- Set exercise -
Across the listing below, how many lines hold "this"? Reply with the number by itself.

--- Records for the exercise ---

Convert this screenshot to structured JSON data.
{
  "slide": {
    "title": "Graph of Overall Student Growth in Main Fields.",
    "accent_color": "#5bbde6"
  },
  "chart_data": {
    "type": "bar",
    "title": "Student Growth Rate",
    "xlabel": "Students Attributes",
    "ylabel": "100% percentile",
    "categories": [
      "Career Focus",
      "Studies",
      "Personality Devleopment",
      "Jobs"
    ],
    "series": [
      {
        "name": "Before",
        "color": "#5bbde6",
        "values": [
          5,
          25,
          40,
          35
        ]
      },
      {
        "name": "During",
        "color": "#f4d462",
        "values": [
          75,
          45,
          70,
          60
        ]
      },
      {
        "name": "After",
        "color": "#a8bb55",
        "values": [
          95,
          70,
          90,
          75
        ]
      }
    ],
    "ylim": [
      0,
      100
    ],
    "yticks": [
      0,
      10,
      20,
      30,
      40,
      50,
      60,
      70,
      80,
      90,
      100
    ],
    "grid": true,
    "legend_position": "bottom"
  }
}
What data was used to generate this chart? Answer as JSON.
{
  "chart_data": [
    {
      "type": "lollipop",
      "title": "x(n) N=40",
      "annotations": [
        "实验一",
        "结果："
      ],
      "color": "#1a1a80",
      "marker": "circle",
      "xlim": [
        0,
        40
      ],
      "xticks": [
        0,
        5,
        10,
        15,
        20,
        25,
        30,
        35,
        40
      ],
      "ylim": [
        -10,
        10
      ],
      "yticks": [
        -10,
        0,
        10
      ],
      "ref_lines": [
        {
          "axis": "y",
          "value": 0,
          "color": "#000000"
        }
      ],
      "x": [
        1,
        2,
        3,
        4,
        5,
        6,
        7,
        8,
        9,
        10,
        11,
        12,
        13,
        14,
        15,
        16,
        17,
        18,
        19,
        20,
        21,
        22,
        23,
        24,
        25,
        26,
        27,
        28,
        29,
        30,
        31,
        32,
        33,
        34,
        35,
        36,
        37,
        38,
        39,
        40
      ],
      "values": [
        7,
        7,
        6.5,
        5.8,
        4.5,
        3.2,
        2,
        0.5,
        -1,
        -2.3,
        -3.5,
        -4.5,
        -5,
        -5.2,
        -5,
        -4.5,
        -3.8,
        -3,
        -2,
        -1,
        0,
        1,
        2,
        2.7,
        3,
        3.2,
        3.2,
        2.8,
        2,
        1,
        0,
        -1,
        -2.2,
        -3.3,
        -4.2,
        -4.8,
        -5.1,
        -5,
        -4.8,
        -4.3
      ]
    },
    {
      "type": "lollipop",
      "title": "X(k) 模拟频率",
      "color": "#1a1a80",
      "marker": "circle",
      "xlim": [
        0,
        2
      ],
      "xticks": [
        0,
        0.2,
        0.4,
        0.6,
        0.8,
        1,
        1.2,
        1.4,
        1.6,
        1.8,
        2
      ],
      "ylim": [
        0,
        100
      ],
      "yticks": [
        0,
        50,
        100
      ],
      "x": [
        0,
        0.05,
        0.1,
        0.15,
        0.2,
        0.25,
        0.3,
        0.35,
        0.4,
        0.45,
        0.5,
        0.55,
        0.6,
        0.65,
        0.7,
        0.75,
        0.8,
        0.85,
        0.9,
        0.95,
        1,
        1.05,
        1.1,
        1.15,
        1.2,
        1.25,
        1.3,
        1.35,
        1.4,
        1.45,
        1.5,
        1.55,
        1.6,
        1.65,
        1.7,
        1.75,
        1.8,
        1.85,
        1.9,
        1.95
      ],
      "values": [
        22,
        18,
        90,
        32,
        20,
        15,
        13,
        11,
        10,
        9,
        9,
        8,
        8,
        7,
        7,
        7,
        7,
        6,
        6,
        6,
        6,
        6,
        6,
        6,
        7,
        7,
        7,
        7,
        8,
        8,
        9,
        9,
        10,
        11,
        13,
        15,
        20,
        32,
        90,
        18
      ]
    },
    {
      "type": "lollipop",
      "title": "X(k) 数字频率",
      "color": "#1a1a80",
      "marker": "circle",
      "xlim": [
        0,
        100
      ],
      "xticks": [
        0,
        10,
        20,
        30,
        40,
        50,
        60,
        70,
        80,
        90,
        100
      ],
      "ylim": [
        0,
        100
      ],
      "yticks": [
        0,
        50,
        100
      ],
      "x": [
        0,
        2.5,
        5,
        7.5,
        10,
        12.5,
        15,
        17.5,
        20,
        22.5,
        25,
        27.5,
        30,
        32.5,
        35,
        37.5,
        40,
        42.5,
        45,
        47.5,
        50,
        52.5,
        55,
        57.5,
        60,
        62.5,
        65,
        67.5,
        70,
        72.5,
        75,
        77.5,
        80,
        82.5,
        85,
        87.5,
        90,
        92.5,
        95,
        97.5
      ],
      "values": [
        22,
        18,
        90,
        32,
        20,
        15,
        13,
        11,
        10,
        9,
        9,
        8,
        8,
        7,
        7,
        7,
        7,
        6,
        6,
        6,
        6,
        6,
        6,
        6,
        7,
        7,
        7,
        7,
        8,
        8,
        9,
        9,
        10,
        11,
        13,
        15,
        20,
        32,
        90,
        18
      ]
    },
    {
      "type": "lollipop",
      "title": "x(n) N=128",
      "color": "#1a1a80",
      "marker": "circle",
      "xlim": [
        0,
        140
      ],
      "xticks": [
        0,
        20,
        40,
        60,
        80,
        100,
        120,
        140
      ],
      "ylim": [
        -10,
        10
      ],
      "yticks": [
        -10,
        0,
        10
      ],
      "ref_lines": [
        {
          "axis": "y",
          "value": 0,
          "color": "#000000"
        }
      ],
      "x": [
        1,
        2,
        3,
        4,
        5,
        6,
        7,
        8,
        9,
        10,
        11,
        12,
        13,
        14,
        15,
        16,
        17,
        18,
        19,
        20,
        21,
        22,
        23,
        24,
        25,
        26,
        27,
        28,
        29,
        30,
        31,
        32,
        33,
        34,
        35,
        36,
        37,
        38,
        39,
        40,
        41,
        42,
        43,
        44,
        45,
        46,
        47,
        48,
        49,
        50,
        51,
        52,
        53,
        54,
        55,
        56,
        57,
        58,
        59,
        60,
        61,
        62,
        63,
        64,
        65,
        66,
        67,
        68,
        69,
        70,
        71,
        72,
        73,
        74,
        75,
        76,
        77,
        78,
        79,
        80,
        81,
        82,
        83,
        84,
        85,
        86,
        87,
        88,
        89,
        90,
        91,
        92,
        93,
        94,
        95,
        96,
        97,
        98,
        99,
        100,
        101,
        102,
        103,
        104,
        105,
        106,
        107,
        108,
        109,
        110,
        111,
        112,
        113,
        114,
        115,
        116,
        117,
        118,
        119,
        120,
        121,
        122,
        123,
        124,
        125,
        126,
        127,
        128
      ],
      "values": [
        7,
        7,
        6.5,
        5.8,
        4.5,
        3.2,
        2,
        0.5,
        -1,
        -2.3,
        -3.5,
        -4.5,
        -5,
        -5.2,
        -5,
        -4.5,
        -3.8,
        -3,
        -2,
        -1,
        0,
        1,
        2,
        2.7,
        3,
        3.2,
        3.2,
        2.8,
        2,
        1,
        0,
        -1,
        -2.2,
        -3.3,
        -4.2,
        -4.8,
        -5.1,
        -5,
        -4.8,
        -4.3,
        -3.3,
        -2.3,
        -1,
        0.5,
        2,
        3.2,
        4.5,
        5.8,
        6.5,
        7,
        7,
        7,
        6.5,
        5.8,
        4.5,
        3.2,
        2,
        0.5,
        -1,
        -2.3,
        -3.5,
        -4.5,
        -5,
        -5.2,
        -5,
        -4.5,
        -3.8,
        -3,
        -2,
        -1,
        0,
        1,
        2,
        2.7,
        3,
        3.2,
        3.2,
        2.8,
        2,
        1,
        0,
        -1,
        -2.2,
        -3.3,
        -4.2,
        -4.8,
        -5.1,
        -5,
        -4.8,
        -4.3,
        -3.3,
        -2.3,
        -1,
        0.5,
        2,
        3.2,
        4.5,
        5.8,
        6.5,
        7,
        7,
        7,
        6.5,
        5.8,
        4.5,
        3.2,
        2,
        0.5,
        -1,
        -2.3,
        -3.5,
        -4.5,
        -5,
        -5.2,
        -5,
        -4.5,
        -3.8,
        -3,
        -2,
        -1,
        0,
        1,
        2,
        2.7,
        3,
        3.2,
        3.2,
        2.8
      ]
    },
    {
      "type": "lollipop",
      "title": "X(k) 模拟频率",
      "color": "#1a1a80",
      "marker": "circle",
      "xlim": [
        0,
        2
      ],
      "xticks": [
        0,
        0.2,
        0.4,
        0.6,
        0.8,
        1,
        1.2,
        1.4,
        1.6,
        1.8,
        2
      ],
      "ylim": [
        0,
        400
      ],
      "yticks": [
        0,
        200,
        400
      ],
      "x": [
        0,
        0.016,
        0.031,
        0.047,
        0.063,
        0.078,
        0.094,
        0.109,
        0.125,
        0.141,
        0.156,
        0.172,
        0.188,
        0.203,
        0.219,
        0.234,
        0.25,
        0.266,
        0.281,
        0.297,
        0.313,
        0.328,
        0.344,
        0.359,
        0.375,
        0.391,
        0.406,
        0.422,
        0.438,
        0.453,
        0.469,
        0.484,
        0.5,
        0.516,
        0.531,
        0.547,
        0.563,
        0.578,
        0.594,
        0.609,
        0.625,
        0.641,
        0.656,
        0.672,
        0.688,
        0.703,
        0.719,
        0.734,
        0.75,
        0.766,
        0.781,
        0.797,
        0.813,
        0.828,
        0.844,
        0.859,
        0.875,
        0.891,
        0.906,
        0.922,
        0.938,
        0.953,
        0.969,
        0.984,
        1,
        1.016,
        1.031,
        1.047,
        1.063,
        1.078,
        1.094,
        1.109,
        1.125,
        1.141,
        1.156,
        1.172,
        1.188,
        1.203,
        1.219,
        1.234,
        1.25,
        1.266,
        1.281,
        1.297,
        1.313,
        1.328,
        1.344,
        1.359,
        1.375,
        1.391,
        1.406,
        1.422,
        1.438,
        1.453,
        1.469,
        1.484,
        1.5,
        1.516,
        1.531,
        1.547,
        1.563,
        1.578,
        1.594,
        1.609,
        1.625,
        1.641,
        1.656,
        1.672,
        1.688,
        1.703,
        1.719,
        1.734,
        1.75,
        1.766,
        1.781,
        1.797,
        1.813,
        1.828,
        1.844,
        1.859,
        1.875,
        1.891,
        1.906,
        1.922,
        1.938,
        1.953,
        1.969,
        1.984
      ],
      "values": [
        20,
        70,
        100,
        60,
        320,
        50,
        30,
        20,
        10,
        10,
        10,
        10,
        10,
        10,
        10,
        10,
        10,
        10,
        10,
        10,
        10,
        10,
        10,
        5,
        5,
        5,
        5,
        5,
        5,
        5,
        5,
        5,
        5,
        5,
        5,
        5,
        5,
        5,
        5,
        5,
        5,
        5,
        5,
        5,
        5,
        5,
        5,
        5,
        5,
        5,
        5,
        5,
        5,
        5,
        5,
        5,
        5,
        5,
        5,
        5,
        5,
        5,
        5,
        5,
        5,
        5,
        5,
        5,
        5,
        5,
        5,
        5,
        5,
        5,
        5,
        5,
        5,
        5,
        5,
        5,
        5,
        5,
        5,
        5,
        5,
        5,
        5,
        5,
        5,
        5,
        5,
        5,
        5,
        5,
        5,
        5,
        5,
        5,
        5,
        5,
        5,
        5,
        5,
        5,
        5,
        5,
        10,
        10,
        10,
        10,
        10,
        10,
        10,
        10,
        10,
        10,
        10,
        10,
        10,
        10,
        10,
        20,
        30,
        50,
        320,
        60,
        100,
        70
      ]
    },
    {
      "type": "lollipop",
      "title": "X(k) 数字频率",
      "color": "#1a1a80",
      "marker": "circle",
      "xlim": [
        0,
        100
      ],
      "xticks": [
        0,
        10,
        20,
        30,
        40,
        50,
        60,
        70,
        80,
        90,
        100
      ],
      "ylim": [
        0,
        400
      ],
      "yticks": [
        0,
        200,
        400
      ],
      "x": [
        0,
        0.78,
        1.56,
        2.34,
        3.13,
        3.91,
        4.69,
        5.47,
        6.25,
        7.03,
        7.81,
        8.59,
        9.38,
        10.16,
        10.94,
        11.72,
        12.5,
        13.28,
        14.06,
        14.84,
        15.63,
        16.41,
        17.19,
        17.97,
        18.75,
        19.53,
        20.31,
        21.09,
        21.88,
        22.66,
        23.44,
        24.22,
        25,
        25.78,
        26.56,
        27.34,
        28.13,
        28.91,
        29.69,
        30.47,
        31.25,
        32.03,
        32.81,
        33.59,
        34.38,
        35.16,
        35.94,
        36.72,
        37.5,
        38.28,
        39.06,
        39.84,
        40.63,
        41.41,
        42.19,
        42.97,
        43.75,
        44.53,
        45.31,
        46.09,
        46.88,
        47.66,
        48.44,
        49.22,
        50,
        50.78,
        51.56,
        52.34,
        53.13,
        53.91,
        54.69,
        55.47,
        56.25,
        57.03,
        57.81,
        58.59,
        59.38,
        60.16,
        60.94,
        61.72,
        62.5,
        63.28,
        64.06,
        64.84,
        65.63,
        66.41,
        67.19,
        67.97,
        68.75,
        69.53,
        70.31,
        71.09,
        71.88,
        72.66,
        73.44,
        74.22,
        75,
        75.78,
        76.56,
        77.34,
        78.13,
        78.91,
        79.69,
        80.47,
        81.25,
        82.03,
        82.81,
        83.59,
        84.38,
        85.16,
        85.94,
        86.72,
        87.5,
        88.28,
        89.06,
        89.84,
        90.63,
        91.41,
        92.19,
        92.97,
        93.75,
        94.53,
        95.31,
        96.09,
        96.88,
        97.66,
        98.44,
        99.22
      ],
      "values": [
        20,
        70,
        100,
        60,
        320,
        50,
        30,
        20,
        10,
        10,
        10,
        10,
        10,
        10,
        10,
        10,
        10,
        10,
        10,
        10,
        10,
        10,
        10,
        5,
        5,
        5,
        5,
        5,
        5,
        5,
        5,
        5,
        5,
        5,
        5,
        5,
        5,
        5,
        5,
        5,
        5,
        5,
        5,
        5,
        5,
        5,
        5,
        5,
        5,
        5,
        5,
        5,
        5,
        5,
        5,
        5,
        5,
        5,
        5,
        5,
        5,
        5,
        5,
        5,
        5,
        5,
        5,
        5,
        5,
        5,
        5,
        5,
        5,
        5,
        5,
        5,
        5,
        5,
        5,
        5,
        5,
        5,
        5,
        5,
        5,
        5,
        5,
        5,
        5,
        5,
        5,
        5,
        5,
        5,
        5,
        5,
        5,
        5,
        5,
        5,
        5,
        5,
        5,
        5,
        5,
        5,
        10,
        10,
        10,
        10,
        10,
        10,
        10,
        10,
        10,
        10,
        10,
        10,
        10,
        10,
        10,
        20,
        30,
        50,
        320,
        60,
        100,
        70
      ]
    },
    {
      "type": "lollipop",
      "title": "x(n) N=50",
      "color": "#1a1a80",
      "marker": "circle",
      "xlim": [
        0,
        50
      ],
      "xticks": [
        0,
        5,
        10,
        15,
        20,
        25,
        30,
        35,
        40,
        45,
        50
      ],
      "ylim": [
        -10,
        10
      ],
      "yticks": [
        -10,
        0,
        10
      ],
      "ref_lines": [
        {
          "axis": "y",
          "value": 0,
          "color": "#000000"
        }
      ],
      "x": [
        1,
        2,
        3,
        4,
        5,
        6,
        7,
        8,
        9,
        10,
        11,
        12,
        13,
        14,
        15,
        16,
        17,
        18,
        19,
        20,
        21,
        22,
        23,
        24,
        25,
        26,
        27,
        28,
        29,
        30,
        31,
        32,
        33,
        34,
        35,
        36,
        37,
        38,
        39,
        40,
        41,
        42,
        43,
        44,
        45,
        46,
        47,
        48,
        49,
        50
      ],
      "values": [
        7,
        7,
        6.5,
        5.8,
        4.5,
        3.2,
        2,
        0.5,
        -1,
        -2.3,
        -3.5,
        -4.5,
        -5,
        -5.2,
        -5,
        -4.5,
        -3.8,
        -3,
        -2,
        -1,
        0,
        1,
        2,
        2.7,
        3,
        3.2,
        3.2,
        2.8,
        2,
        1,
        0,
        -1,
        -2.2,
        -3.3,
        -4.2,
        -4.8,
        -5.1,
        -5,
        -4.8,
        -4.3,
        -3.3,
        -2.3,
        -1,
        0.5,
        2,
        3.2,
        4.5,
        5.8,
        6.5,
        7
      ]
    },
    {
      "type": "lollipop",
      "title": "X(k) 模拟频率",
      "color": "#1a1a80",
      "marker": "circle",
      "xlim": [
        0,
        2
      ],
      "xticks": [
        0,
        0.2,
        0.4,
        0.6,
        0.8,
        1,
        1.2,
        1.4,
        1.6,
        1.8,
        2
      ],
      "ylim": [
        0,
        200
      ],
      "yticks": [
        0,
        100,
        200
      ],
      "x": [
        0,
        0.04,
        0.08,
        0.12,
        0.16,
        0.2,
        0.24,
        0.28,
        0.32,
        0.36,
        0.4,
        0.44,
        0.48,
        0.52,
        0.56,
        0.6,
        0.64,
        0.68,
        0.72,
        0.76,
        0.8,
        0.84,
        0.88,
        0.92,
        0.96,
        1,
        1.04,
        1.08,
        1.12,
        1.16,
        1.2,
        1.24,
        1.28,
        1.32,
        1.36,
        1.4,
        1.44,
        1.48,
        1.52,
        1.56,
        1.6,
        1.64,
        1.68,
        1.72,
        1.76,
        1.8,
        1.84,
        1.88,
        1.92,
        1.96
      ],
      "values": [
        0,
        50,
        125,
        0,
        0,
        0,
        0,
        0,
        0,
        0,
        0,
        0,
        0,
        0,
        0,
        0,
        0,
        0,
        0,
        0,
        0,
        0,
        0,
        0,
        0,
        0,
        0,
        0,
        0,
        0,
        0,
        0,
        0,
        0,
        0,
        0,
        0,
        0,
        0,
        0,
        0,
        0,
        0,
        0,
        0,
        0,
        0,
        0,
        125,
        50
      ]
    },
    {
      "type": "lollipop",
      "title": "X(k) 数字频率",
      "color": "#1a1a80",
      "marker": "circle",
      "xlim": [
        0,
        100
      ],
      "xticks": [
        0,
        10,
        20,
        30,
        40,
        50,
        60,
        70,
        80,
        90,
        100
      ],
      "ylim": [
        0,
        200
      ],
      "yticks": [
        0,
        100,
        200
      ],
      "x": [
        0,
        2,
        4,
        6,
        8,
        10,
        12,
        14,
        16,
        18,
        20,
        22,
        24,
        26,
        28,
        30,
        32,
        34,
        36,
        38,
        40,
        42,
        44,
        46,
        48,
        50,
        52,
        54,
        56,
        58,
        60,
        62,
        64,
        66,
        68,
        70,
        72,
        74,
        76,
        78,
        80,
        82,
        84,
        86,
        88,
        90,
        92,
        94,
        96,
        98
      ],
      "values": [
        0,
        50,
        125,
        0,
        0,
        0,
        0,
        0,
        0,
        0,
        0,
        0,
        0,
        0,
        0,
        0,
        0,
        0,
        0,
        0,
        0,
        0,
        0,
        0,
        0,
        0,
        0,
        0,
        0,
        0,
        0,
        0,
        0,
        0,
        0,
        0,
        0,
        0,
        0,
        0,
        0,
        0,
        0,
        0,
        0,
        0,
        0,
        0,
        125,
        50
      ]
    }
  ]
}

---

- Full output -
2